[Source records]
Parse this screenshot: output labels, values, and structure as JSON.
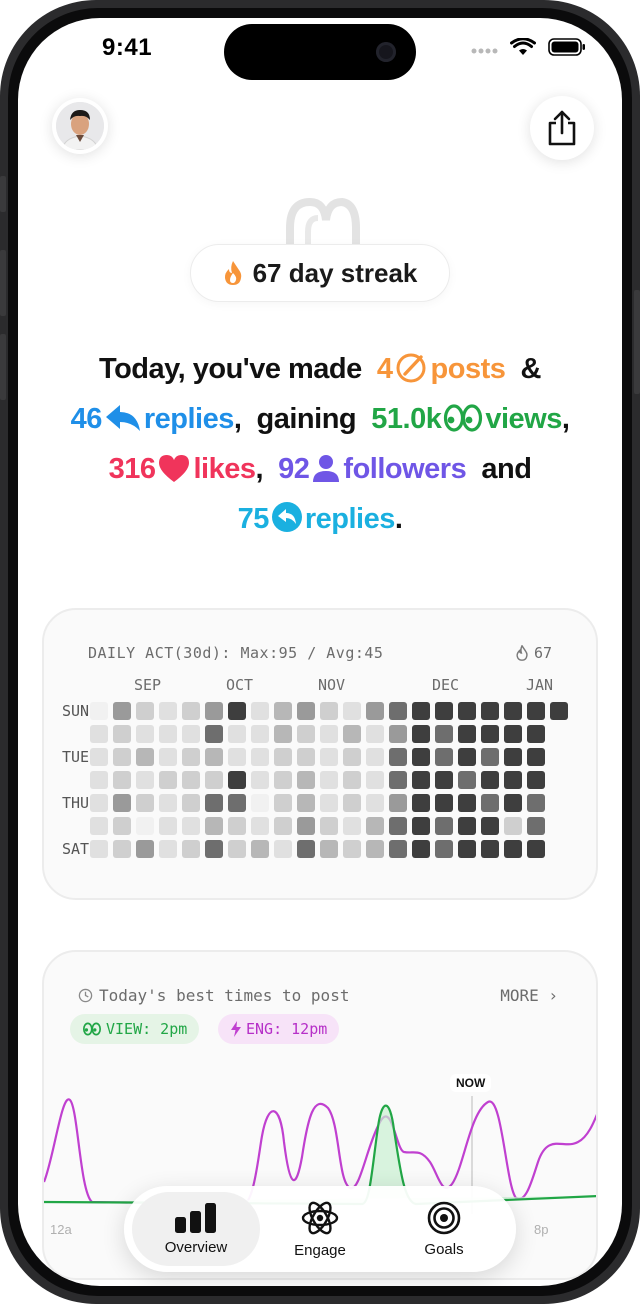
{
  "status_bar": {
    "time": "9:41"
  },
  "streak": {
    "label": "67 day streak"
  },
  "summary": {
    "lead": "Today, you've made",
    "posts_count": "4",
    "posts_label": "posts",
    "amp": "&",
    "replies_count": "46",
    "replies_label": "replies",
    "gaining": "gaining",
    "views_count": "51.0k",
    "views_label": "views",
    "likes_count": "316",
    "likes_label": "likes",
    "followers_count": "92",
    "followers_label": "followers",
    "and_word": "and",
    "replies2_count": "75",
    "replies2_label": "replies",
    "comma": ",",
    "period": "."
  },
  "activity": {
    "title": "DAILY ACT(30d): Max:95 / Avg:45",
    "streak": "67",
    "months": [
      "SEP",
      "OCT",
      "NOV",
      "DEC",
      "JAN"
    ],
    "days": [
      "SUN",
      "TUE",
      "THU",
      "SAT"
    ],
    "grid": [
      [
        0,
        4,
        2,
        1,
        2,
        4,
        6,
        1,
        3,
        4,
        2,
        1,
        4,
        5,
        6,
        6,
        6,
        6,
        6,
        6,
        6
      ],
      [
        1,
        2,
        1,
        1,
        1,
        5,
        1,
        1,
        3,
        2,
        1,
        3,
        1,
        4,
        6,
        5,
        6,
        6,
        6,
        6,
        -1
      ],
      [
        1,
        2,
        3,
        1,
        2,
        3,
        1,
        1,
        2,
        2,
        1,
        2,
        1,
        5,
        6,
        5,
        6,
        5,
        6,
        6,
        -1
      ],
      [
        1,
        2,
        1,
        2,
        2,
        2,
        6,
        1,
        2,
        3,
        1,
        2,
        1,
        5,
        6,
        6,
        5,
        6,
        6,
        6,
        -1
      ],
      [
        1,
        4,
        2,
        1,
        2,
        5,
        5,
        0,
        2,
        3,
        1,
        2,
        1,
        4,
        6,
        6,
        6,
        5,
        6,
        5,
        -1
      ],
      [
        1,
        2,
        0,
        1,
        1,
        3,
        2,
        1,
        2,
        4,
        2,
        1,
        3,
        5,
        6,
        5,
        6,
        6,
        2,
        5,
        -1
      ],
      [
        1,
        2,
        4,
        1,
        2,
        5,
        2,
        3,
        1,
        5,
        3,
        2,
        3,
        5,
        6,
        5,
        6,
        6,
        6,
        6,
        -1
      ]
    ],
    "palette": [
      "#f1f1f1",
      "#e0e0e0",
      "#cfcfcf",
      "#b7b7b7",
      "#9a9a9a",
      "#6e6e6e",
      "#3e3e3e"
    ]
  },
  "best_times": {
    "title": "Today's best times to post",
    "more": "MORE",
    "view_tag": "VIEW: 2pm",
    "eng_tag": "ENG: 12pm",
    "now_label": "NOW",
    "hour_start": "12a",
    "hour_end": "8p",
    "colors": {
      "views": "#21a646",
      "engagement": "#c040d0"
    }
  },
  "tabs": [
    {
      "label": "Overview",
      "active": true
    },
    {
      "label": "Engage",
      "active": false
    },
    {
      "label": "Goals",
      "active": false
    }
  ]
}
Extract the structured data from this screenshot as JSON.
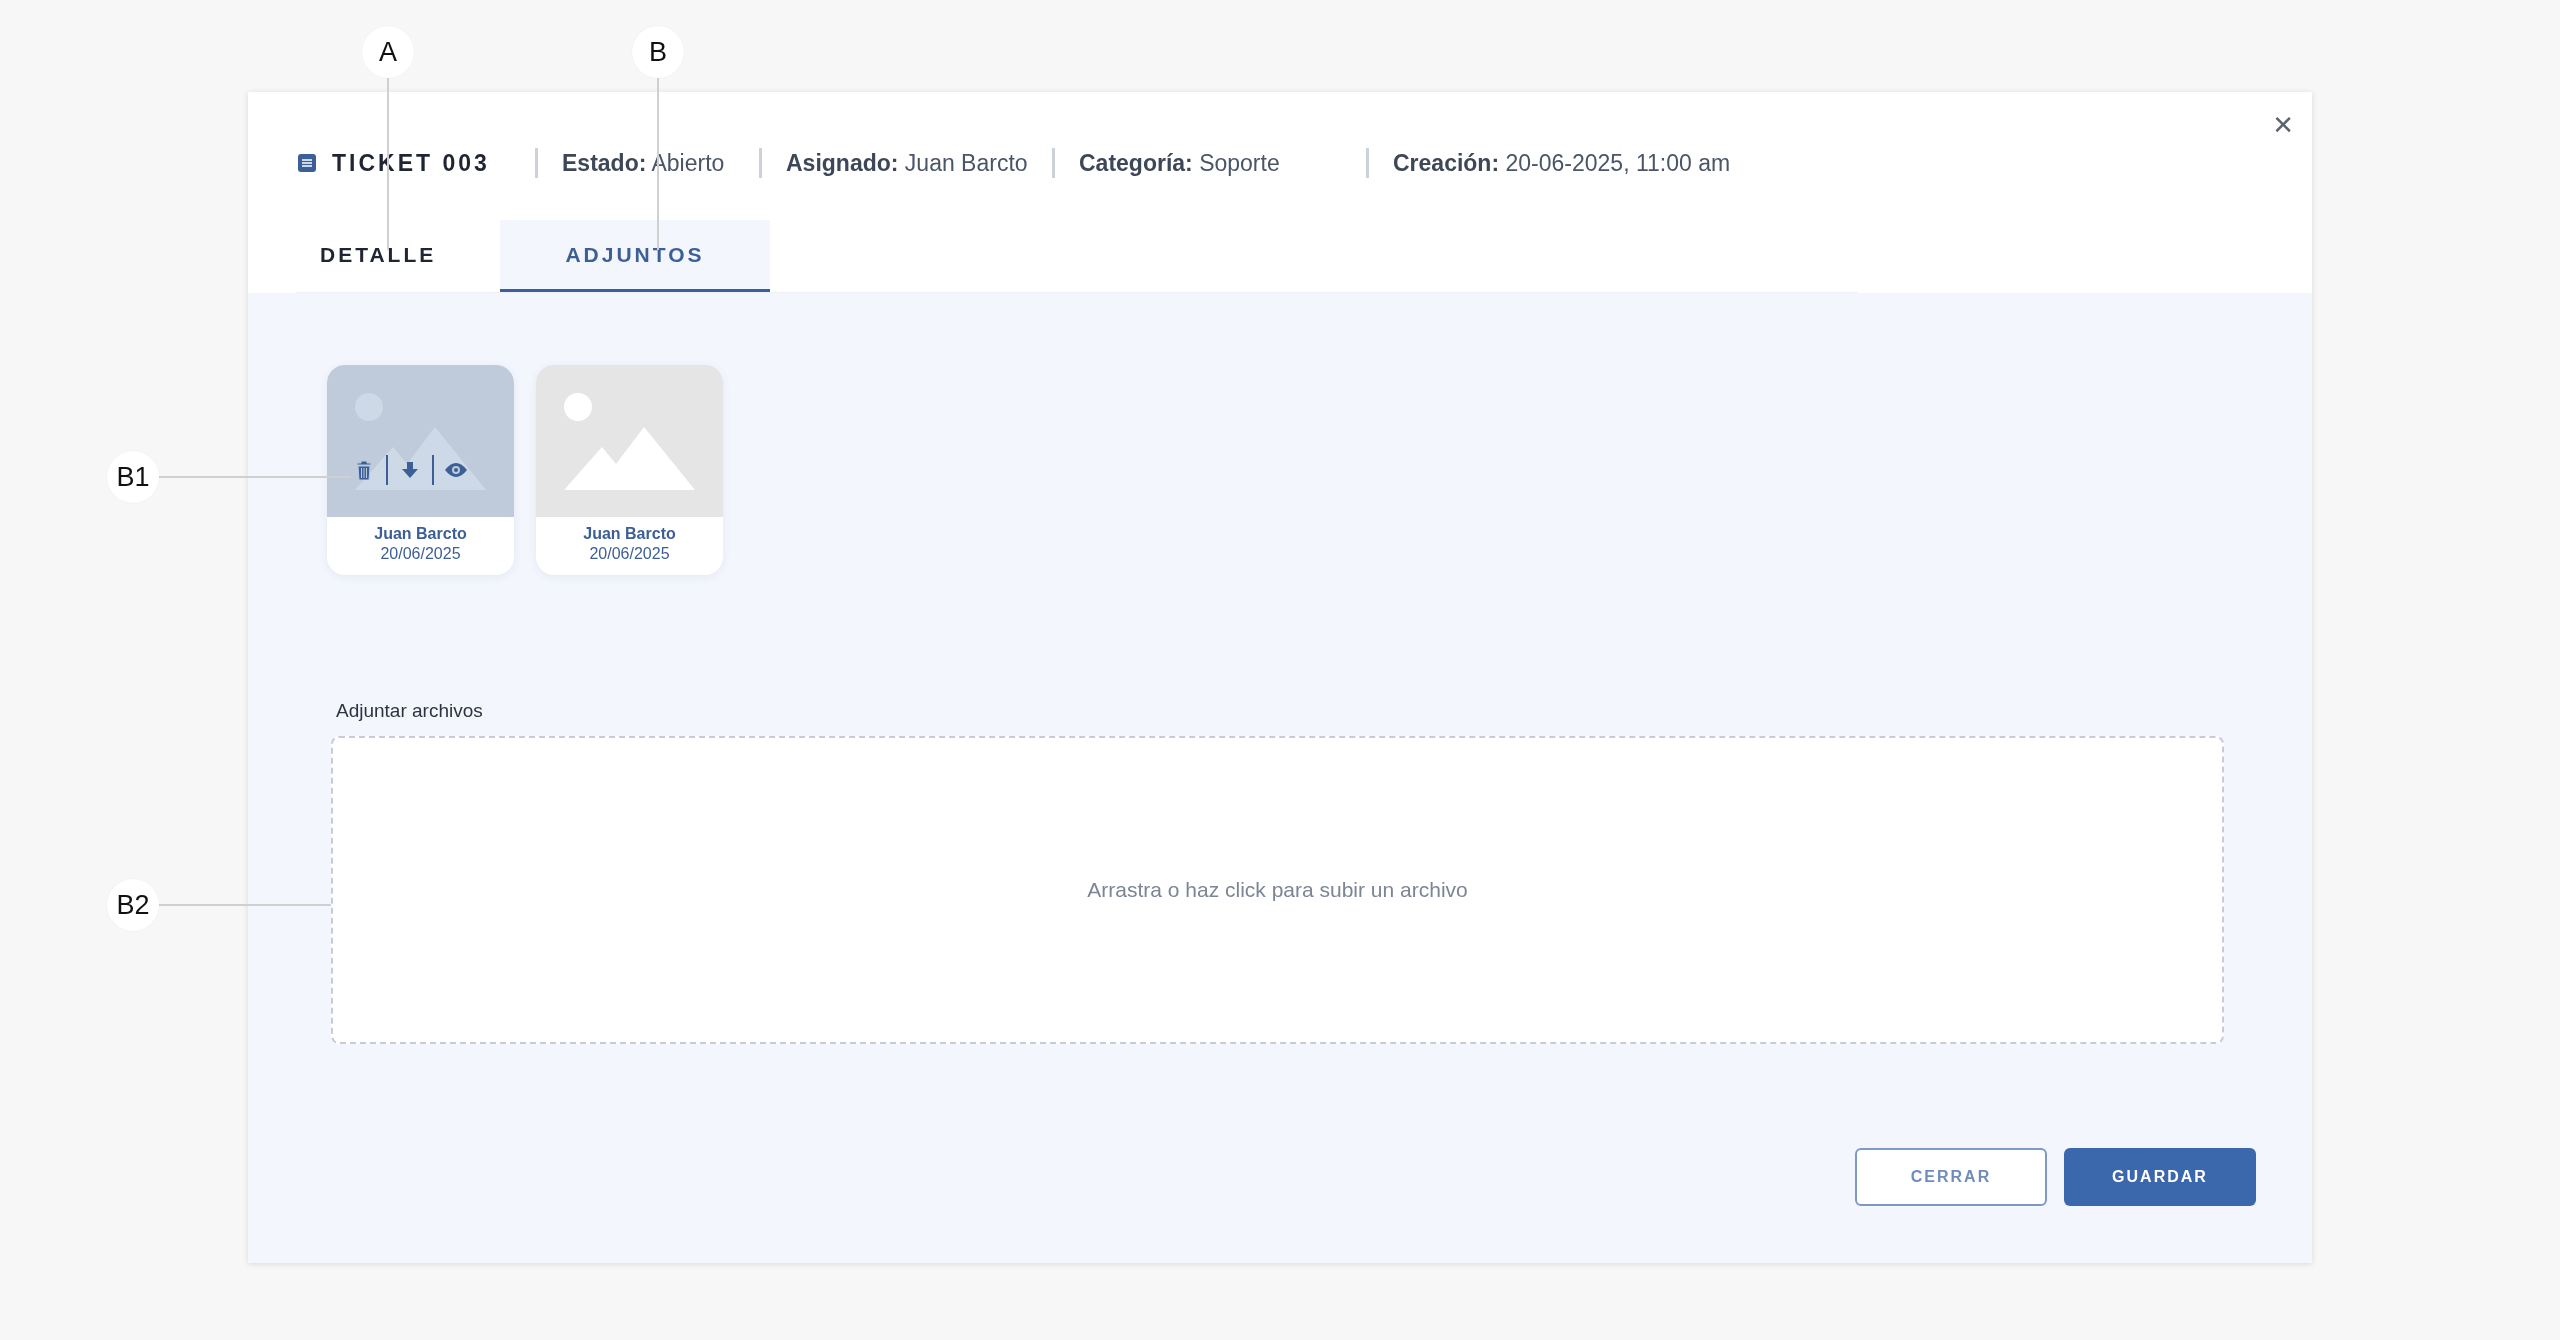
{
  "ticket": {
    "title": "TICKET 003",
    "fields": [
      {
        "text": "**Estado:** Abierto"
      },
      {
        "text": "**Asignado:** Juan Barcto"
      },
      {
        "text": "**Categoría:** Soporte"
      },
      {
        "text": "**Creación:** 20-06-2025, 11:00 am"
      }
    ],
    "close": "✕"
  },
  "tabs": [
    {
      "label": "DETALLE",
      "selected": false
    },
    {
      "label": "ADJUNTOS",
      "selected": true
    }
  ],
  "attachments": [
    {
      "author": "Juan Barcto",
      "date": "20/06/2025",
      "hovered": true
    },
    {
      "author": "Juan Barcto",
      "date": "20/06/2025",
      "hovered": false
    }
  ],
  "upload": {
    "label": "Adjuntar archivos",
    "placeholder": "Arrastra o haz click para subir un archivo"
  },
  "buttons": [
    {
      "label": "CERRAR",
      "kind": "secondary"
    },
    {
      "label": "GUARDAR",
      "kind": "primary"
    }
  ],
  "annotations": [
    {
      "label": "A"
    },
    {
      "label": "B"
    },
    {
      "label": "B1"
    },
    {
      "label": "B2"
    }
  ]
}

§ **To be done**
Show all lines from the data above in which the word "title" appears.

§ **Solution to the exercise**
    "title": "DAILY ACT(30d): Max:95 / Avg:45",
    "title": "Today's best times to post",
    "title": "TICKET 003",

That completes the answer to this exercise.